• [Given exercise A]
Reproduce the records verbatim, everything from their first line down to and including the line containing "files-icon bbox=[21, 70, 44, 94]".

• [Text shown]

────────────────

Compressibility effects of supersonic Batchelor vortices

Transition processes in supersonic Batchelor vortices with small disturbances are investigated numerically at Mach numbers 1.5–5.0. The Batchelor vortices for isentropic and uniform stagnation-temperature vortices are considered in terms of thermodynamic properties. In the evolutions, the former vortices are not influenced by compressibility effects; however, the latter have demonstrated slow growth as the Mach number increases. Compressibility effects primarily mean that fluctuation growth related to turbulence is suppressed as the Mach number increases. In spatial fluctuation energy production, isentropic vortices exhibit only kinetic energy fluctuations and uniform stagnation-temperature vortices cause large entropy fluctuation energy with increasing the Mach number. When the Mach number is large, the kinetic fluctuation energy is greatly decreased and the increase in entropy fluctuations is associated with reduced kinetic fluctuation energy. In addition, it is found that the entropy fluctuation property at uniform stagnation temperatures is consistent with the expression derived from the kinetic fluctuation energy based on Morkovin's hypothesis. The present results support the notion that the coefficient of variation of density is appropriate to evaluate compressibility effects. Entropy fluctuation generalizes fluctuation of thermodynamic quantity such as density fluctuation. Therefore, it follows that the property of entropy is strongly related to intrinsic compressibility.

────────────────

• [Records shown]
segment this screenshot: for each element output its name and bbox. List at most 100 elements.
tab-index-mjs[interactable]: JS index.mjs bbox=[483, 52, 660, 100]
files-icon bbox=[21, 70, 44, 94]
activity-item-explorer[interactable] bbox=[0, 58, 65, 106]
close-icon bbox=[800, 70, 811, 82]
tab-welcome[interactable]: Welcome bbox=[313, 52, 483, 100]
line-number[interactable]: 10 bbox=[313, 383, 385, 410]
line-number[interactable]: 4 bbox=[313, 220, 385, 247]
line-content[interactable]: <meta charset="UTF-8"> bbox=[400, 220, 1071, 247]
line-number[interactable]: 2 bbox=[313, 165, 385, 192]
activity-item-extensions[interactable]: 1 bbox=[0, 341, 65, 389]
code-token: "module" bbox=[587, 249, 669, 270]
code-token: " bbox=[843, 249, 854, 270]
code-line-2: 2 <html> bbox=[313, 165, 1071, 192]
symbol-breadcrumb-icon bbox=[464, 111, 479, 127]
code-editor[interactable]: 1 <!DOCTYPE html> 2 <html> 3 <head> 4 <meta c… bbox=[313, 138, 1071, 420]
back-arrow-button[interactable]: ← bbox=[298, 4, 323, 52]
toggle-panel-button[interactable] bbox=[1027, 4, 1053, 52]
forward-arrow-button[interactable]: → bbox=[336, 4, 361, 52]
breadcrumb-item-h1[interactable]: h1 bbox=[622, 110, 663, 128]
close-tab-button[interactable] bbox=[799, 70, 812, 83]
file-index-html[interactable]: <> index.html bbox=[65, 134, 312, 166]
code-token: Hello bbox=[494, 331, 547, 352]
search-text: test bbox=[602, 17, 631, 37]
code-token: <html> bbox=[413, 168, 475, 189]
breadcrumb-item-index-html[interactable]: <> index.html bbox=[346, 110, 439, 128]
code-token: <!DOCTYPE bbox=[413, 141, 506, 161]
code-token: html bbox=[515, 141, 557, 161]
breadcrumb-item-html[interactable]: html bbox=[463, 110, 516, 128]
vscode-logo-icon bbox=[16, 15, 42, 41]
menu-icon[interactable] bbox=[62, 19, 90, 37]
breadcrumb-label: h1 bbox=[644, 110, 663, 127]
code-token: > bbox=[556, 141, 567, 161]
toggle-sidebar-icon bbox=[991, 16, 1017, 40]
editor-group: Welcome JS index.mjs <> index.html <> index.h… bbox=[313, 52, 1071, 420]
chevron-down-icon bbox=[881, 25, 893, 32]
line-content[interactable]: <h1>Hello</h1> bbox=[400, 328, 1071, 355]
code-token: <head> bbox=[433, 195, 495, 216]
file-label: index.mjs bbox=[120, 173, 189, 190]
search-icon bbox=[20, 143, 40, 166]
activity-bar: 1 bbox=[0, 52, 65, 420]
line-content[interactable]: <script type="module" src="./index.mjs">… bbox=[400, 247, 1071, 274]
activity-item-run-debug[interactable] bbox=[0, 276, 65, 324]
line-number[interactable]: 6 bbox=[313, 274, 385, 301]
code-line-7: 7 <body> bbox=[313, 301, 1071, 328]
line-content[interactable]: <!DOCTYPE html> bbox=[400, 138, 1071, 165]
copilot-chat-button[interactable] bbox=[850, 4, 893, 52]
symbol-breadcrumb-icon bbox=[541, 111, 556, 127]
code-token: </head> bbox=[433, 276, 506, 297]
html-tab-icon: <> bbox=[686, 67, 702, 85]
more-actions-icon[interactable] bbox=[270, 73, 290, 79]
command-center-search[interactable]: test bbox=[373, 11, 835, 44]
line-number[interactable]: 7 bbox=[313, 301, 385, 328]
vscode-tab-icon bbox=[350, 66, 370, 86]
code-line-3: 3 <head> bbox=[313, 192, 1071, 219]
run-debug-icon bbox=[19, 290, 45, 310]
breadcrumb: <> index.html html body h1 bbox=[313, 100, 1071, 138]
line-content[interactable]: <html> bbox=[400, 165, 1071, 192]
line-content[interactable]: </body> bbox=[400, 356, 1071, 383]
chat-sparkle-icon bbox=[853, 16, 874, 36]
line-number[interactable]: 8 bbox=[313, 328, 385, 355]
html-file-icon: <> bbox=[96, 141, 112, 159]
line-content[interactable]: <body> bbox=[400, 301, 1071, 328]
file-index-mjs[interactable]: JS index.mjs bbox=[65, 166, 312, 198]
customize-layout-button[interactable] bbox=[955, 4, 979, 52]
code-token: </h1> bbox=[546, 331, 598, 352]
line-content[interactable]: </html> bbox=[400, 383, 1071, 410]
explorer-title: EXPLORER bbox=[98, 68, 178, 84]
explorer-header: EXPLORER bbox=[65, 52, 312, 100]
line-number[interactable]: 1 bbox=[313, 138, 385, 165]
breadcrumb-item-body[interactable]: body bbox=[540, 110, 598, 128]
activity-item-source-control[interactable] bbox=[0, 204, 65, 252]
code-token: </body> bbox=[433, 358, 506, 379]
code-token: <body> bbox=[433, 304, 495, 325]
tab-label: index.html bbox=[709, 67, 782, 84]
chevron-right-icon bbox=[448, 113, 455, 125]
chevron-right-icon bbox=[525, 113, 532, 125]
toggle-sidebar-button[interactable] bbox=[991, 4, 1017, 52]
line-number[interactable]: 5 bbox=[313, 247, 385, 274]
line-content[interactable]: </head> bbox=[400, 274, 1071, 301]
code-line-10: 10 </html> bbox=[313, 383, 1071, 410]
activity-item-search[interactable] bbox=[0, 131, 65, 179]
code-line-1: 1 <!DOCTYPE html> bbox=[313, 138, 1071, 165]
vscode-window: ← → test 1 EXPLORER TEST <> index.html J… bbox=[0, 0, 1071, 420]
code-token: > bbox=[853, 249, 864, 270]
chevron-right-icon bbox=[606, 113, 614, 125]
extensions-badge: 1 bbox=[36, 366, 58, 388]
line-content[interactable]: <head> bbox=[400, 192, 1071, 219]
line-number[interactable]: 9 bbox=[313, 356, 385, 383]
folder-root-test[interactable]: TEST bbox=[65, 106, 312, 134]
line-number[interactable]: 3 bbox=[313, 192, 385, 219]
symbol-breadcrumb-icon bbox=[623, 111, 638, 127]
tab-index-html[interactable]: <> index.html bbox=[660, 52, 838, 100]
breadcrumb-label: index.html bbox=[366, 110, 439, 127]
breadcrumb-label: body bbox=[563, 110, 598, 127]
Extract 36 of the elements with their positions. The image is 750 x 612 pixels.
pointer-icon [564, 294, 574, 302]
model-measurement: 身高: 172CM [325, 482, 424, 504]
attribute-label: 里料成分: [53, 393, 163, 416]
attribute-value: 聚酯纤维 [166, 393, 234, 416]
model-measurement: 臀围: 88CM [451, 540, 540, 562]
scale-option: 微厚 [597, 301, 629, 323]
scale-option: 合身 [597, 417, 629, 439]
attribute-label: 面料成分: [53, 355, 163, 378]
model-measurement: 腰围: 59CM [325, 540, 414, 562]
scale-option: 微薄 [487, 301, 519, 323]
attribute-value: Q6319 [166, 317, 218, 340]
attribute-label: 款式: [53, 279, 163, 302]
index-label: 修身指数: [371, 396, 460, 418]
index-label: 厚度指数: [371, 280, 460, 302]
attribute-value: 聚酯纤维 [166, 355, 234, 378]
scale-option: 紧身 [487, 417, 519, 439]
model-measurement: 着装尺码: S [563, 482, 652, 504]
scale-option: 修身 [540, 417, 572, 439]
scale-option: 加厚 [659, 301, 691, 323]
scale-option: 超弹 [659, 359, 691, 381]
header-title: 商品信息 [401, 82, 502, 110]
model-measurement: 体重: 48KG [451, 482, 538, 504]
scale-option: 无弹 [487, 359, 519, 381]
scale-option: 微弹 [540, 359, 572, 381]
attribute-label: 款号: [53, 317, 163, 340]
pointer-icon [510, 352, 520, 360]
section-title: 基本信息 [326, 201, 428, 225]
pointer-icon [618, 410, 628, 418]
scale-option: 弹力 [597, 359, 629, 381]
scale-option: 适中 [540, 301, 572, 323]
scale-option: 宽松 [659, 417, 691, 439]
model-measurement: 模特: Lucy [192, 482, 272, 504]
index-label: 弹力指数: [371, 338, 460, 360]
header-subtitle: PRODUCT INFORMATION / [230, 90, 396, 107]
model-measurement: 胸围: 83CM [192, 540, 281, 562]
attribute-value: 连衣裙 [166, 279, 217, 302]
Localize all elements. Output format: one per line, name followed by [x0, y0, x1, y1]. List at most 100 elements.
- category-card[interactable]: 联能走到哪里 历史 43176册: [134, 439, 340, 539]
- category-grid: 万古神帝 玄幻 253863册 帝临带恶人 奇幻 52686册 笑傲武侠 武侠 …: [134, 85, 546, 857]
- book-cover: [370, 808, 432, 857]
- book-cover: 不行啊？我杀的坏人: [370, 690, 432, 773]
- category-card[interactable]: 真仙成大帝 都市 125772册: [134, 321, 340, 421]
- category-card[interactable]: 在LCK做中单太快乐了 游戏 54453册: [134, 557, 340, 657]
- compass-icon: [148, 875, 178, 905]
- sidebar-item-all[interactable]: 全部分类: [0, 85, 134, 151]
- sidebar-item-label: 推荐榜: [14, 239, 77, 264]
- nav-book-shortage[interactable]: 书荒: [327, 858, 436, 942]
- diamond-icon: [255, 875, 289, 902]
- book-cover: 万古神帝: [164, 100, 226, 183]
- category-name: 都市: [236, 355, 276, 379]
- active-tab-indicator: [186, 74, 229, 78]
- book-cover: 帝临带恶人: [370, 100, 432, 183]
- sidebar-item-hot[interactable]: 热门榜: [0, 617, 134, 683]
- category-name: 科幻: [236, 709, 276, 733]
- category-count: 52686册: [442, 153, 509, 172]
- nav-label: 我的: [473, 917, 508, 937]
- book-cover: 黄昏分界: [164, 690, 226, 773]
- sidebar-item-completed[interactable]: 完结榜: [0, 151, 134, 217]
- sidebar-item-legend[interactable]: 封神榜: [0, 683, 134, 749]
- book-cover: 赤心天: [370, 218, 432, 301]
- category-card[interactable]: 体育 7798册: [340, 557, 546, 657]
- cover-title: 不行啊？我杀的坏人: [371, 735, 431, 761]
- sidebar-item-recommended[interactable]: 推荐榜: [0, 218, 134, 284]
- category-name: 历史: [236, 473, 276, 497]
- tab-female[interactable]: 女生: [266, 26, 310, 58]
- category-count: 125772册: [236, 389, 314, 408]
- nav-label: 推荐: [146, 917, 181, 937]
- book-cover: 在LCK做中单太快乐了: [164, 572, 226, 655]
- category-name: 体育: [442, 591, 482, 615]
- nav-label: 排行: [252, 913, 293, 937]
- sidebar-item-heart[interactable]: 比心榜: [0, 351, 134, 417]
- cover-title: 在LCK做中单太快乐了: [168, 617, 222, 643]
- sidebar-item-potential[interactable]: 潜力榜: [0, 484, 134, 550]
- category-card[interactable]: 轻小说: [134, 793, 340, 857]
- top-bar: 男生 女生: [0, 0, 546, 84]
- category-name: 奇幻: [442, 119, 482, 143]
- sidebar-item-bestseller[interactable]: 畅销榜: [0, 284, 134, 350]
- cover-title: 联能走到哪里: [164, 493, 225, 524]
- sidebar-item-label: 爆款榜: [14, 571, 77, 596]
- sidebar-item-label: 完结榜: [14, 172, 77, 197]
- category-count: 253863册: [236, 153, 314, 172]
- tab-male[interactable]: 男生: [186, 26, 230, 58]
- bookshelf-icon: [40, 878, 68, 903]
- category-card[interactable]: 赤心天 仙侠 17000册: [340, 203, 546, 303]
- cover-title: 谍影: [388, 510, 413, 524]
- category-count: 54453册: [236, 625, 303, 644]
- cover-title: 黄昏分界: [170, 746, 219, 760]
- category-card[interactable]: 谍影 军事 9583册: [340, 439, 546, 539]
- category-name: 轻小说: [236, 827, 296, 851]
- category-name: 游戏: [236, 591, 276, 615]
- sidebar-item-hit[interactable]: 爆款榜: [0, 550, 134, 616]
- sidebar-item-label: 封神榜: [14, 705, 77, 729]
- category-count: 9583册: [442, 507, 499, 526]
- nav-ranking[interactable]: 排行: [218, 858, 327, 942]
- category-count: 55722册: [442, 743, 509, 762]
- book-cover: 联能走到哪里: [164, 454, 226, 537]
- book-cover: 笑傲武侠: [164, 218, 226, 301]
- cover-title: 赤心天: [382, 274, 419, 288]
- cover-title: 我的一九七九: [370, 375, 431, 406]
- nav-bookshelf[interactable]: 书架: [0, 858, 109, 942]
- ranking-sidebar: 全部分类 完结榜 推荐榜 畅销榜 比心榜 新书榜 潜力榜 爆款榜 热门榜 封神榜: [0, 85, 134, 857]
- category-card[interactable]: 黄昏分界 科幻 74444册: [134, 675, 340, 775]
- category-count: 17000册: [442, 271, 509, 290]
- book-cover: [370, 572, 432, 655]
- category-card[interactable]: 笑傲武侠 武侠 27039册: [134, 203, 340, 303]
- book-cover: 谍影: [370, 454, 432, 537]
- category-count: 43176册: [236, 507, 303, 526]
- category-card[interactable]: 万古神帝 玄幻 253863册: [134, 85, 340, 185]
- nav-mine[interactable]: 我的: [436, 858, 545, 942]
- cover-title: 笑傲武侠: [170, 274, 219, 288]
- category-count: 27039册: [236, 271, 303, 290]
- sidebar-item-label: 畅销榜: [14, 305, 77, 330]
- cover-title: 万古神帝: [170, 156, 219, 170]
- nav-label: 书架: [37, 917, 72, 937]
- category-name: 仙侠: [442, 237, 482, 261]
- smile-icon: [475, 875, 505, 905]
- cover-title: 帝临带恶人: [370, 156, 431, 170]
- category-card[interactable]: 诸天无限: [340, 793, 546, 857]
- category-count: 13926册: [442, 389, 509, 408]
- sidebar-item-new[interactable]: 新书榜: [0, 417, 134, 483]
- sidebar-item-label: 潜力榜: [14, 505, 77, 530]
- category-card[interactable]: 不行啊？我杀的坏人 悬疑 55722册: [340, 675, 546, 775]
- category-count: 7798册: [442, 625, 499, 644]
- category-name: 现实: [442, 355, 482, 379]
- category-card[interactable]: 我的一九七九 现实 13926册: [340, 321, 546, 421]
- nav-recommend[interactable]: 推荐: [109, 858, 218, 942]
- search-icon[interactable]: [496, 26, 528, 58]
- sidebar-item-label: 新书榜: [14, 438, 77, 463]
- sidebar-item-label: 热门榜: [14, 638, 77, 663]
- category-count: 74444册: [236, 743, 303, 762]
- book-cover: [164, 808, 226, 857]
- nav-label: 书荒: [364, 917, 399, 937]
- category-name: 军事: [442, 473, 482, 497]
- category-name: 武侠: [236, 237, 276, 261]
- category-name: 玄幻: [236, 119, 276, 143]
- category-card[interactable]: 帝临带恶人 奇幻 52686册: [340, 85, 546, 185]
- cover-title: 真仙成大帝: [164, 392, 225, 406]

────────────────

• [Given exercise B]
Continue the passage on compressibility effects in supersonic Batchelor vortices, starting after its final sentence.

• [Result A]
segment this screenshot: for each element output its name and bbox. List at most 100 elements.
tab-index-mjs[interactable]: JS index.mjs bbox=[483, 52, 660, 100]
files-icon bbox=[21, 70, 44, 94]

• [Result B]
Figure 1

Comparison of Bachelor vortex profiles with experimental measurements in supersonic streamwise vortices for (a) axial velocity and (b) azimuthal velocity. Reprinted with permission from T. Hiejima, Phys. Fluids 25, 114103 (2013). Copyright 2013 American Institute of Physics.

Figure 2

Relations between the growth rate and the axial wave number, $-{\alpha }_i$ vs. $-{\alpha }_r$, obtained from linear stability theory at $M_{\infty }=2.5,q=0.16$ and $\mu =0.5$; (a) isentropic condition, (b) uniform stagnation temperature.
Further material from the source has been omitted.